» MATERIAL:
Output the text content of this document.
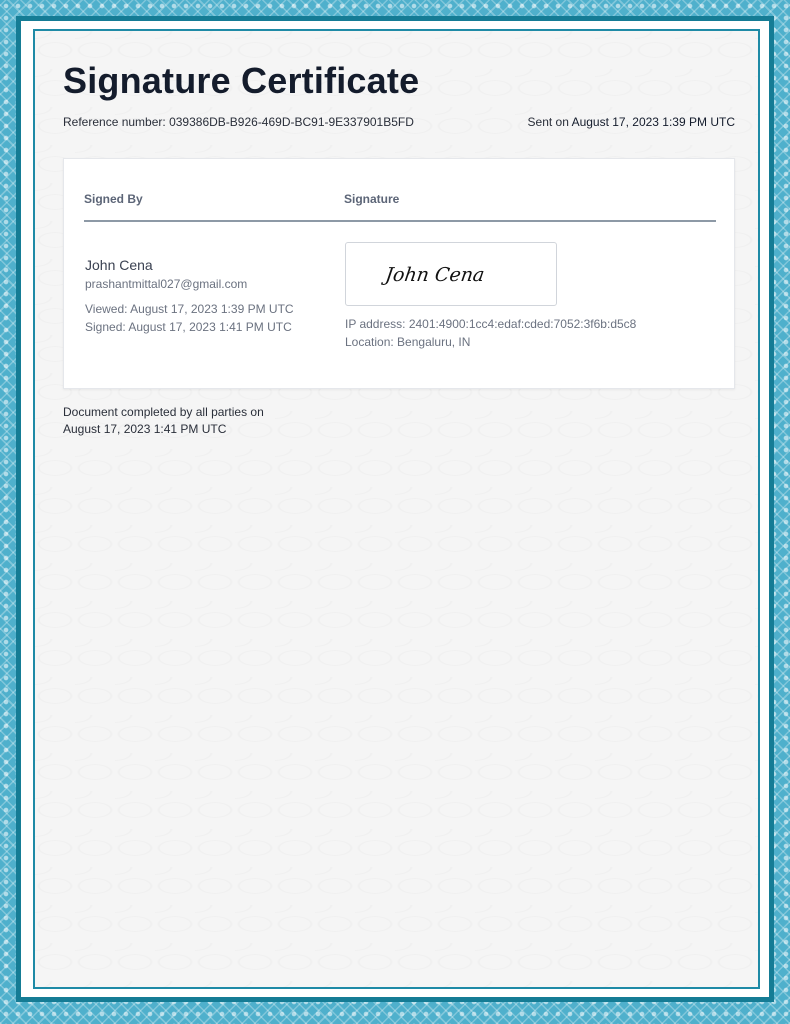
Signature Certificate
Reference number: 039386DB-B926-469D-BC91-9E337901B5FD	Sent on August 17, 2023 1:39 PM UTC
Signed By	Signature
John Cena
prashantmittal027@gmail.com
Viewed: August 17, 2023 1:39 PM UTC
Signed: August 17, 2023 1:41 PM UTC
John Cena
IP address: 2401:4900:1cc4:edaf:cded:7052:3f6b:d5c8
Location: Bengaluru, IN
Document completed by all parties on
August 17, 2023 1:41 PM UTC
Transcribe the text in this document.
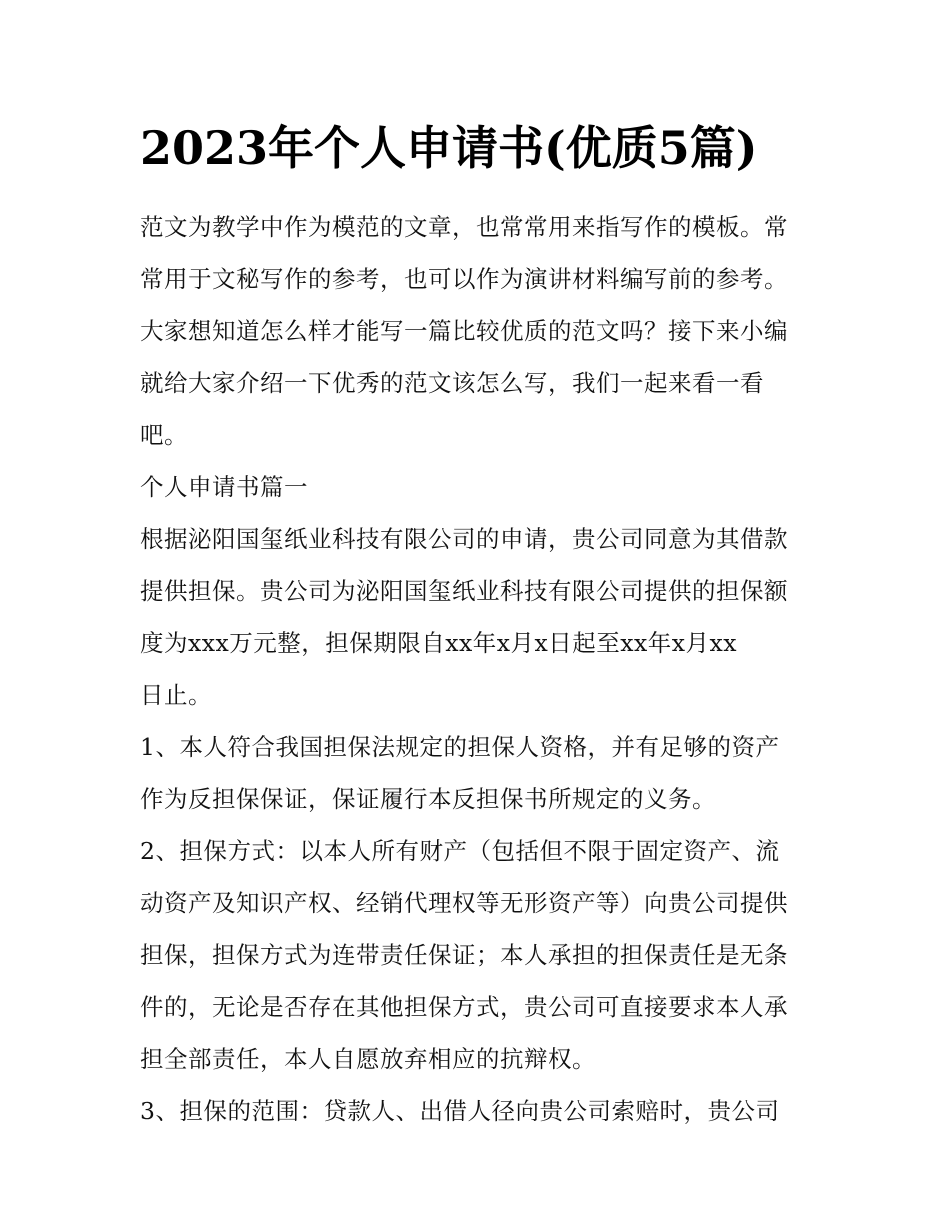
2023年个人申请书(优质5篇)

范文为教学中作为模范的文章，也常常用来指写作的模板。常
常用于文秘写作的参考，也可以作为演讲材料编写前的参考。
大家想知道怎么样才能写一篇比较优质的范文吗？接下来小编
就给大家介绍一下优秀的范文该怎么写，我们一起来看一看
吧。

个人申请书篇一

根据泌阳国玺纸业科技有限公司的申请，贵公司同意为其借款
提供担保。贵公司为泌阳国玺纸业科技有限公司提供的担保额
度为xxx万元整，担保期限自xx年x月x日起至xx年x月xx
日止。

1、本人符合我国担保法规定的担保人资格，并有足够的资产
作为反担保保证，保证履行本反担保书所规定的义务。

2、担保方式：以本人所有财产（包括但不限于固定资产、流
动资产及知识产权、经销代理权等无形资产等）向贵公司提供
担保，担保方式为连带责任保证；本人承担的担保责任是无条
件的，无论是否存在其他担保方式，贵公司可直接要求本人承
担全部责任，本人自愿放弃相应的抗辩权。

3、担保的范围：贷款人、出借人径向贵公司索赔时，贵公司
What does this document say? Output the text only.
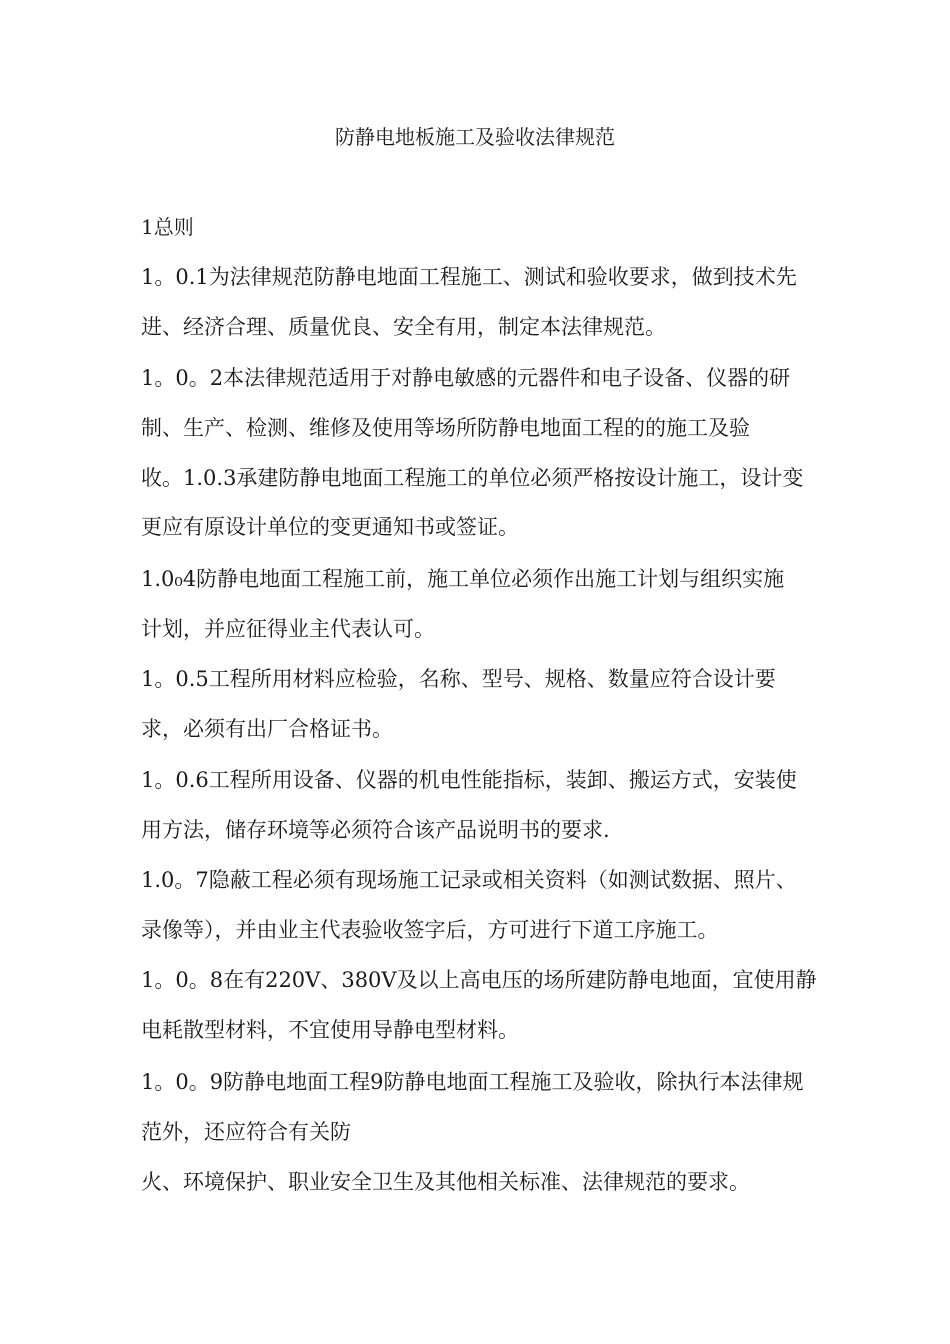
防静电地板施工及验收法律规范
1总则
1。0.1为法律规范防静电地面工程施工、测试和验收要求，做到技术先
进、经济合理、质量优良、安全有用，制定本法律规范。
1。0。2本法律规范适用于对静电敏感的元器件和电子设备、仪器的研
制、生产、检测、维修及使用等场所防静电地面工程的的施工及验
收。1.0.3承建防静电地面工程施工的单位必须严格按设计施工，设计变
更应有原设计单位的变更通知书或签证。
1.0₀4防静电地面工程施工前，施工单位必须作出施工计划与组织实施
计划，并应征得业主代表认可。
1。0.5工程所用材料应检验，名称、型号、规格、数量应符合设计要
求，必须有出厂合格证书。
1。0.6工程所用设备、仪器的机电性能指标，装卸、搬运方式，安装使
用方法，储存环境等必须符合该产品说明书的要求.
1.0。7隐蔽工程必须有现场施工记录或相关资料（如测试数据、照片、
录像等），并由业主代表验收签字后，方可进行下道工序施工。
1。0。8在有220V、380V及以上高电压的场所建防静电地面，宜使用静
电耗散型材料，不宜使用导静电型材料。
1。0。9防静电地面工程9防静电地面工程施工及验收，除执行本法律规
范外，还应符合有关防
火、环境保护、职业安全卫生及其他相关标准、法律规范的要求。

» REQUIRED WORK:
Go through the data above and find the lines with the word "this". Copy each of those lines.

» ANSWER FOR THE TASK:
Output the text content of this document.
Transcribe the text in this document.
What does this document say? Output the text only.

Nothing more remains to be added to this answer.